- [WHAT THE TASK ASKS]: Where does the string "Surface" appear in the records? Copy every line that contains it.

Excerpt from a dataset
•••••

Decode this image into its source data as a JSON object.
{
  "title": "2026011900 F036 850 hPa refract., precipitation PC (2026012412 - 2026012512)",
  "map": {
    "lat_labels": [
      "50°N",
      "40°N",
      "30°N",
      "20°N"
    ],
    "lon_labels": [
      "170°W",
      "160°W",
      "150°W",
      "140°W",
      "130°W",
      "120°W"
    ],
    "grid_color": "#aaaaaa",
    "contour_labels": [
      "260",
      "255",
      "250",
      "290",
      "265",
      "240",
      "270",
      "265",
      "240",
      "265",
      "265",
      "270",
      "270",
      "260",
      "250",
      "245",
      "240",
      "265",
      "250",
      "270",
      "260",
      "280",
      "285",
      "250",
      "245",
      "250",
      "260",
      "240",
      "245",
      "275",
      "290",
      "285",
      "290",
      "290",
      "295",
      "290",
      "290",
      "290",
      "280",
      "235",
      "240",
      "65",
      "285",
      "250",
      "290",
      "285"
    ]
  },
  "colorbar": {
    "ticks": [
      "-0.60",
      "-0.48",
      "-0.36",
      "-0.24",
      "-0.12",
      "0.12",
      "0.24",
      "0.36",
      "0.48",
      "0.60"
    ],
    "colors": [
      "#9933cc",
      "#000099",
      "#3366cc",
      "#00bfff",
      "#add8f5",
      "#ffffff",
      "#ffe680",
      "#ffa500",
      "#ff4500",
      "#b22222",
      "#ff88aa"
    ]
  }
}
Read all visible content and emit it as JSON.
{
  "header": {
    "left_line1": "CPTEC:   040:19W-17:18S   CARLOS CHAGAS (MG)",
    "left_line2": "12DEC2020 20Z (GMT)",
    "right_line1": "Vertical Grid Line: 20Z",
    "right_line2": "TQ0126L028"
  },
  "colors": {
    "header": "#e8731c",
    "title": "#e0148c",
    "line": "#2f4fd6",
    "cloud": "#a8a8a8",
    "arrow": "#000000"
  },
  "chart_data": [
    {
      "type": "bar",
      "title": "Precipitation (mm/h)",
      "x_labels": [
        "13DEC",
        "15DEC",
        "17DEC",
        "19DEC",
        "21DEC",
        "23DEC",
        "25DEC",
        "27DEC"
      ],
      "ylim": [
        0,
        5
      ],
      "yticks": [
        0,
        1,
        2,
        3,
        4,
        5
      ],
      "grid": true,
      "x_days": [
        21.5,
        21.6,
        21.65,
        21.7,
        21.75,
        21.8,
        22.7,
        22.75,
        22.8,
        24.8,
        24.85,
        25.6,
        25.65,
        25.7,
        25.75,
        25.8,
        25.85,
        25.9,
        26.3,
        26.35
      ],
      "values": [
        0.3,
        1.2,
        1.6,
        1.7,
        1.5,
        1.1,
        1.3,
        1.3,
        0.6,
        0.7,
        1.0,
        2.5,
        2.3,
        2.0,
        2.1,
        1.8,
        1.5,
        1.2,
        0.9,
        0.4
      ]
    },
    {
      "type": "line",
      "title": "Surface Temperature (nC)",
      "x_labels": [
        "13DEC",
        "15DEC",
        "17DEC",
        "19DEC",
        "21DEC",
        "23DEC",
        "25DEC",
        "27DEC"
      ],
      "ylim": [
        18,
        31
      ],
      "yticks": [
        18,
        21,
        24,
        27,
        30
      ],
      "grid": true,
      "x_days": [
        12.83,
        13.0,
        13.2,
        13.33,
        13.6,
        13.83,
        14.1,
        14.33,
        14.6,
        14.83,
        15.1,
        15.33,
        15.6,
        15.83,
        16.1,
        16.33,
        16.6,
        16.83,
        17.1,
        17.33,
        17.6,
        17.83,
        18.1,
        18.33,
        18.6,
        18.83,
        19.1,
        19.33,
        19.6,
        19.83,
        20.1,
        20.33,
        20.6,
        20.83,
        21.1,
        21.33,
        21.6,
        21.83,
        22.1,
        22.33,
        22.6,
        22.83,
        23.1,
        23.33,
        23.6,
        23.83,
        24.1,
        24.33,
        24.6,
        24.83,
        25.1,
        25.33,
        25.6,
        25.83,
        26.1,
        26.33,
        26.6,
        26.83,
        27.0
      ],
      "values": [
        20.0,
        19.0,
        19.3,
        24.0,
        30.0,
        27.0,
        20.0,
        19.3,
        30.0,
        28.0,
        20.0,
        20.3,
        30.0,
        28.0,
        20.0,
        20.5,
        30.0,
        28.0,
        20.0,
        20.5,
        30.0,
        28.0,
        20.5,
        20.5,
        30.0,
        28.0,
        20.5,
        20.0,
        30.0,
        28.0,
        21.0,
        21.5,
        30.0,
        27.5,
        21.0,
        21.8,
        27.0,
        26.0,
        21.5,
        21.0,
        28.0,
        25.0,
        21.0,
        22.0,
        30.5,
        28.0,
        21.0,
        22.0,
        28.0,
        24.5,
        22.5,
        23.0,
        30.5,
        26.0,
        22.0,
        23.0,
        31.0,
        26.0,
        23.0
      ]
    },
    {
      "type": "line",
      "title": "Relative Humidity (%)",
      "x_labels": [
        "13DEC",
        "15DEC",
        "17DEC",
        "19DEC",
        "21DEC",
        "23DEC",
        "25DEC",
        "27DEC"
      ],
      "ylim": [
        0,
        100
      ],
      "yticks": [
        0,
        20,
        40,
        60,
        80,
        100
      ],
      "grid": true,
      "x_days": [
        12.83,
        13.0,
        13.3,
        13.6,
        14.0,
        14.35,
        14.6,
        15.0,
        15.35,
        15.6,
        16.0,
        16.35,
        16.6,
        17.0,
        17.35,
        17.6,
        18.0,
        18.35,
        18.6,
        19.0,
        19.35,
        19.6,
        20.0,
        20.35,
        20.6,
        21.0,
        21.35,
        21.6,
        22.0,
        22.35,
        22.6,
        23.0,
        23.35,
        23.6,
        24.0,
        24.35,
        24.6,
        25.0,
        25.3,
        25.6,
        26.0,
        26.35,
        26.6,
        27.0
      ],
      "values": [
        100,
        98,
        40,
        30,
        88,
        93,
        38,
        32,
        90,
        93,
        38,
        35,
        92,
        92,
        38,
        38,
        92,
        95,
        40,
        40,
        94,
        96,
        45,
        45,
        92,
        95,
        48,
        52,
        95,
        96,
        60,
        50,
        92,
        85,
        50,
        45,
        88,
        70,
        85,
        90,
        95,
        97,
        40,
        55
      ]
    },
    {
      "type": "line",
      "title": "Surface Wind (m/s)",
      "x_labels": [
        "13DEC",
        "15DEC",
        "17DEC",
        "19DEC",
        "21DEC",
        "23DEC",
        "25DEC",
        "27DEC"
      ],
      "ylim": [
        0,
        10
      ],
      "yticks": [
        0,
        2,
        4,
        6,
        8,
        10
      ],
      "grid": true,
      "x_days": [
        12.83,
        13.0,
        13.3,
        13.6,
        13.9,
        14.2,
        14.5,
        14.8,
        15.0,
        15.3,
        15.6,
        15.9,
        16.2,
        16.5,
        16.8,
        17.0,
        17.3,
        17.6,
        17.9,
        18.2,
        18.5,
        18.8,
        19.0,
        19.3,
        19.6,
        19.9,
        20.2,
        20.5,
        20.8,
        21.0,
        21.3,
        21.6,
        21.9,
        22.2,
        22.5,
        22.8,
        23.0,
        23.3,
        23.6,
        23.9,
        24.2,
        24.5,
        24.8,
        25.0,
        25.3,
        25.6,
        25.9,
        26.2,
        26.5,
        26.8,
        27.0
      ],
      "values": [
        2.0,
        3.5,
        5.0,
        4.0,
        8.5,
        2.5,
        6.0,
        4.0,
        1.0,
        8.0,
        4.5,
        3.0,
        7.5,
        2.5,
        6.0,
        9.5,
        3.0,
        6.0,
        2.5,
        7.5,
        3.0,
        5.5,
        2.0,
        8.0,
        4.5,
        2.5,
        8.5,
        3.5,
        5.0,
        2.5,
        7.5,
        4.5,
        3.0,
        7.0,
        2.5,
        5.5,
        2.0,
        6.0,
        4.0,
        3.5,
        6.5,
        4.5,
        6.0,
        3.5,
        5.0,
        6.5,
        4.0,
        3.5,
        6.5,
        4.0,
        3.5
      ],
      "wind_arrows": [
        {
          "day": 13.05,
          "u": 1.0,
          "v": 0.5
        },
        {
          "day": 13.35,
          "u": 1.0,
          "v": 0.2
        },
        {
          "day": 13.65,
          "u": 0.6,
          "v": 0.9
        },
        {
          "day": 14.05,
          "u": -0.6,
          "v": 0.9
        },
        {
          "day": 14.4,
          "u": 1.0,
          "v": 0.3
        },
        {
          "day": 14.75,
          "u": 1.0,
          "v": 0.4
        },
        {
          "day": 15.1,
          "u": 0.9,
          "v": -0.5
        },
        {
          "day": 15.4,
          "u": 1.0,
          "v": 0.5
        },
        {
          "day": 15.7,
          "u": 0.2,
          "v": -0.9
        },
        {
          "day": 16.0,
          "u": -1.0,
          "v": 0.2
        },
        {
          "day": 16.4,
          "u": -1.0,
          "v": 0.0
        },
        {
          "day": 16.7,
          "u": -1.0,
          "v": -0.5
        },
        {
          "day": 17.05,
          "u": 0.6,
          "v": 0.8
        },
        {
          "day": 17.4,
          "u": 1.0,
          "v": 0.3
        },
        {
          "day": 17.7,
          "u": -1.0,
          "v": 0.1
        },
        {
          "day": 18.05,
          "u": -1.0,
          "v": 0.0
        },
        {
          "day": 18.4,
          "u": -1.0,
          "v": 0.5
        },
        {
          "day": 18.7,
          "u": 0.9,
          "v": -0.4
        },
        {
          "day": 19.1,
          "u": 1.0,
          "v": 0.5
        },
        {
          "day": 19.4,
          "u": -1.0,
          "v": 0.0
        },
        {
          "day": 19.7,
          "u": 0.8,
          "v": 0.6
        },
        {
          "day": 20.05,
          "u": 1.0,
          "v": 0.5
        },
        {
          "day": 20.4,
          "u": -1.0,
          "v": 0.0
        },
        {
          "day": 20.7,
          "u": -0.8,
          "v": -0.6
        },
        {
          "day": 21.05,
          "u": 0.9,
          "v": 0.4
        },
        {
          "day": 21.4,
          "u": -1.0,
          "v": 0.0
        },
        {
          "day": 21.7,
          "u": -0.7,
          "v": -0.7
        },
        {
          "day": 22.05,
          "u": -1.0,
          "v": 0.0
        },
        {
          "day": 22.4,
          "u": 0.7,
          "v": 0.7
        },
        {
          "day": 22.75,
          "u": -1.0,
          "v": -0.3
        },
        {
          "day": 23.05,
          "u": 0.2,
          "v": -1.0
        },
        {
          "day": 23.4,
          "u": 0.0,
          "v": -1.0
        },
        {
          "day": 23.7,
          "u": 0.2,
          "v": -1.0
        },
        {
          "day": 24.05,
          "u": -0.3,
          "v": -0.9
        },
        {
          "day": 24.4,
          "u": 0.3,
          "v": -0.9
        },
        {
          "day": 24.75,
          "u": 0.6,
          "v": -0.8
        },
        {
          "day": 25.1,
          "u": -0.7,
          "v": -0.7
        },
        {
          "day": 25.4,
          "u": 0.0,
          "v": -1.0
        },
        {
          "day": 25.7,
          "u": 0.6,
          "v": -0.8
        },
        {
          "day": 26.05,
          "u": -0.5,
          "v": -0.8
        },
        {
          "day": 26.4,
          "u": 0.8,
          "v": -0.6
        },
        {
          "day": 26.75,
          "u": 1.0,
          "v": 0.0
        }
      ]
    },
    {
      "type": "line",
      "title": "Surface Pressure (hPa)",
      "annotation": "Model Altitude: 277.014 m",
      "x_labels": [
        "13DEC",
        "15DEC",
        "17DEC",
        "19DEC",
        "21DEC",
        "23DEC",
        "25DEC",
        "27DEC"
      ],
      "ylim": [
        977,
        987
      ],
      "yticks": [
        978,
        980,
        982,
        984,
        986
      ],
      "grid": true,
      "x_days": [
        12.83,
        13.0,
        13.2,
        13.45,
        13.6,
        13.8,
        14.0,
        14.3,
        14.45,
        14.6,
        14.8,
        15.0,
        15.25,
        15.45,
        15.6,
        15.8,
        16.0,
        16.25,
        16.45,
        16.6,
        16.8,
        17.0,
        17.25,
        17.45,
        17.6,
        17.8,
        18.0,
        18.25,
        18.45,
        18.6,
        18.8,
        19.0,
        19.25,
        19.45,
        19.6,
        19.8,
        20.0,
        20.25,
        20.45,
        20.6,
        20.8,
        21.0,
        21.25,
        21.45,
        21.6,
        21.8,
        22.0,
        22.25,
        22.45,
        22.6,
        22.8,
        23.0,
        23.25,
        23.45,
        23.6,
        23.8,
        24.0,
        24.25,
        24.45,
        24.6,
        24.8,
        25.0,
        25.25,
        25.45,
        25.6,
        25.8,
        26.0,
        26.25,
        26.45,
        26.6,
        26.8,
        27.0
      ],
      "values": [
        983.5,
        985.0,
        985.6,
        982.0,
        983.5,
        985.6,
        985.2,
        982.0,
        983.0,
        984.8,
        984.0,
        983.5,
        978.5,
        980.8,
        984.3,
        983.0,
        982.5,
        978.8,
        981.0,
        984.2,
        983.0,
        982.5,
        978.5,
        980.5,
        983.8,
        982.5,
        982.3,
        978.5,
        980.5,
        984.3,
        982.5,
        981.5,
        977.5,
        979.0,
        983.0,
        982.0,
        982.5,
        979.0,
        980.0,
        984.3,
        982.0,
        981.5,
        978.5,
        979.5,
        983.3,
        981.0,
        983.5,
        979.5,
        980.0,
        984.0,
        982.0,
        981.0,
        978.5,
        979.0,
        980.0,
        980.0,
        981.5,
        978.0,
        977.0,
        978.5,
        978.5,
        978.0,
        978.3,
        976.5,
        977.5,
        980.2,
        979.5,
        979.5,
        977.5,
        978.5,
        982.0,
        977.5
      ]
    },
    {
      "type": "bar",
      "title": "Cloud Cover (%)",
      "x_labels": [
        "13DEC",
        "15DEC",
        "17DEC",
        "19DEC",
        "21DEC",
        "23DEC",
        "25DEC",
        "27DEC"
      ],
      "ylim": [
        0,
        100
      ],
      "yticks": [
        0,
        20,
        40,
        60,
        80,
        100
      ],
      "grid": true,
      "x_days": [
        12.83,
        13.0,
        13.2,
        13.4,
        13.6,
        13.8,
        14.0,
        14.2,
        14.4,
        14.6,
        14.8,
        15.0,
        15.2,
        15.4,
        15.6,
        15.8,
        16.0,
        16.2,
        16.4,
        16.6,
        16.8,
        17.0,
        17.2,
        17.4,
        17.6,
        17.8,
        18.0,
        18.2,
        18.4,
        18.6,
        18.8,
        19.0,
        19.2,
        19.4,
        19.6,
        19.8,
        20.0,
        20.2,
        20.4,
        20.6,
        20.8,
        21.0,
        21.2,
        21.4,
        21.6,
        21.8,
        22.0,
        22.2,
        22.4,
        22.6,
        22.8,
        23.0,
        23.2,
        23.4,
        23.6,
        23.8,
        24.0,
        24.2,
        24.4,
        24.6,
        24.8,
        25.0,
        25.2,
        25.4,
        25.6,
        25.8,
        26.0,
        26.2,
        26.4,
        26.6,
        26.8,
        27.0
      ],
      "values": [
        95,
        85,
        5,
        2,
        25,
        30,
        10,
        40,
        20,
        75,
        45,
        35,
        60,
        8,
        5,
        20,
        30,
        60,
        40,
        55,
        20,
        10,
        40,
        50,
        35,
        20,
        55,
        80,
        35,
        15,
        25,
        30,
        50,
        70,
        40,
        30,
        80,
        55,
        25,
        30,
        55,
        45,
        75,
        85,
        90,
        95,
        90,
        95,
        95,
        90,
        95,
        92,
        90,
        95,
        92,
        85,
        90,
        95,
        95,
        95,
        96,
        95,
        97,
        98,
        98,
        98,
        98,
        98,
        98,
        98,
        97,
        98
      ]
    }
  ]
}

•••••

- [EXPECTED ANSWER]:
      "title": "Surface Temperature (nC)",
      "title": "Surface Wind (m/s)",
      "title": "Surface Pressure (hPa)",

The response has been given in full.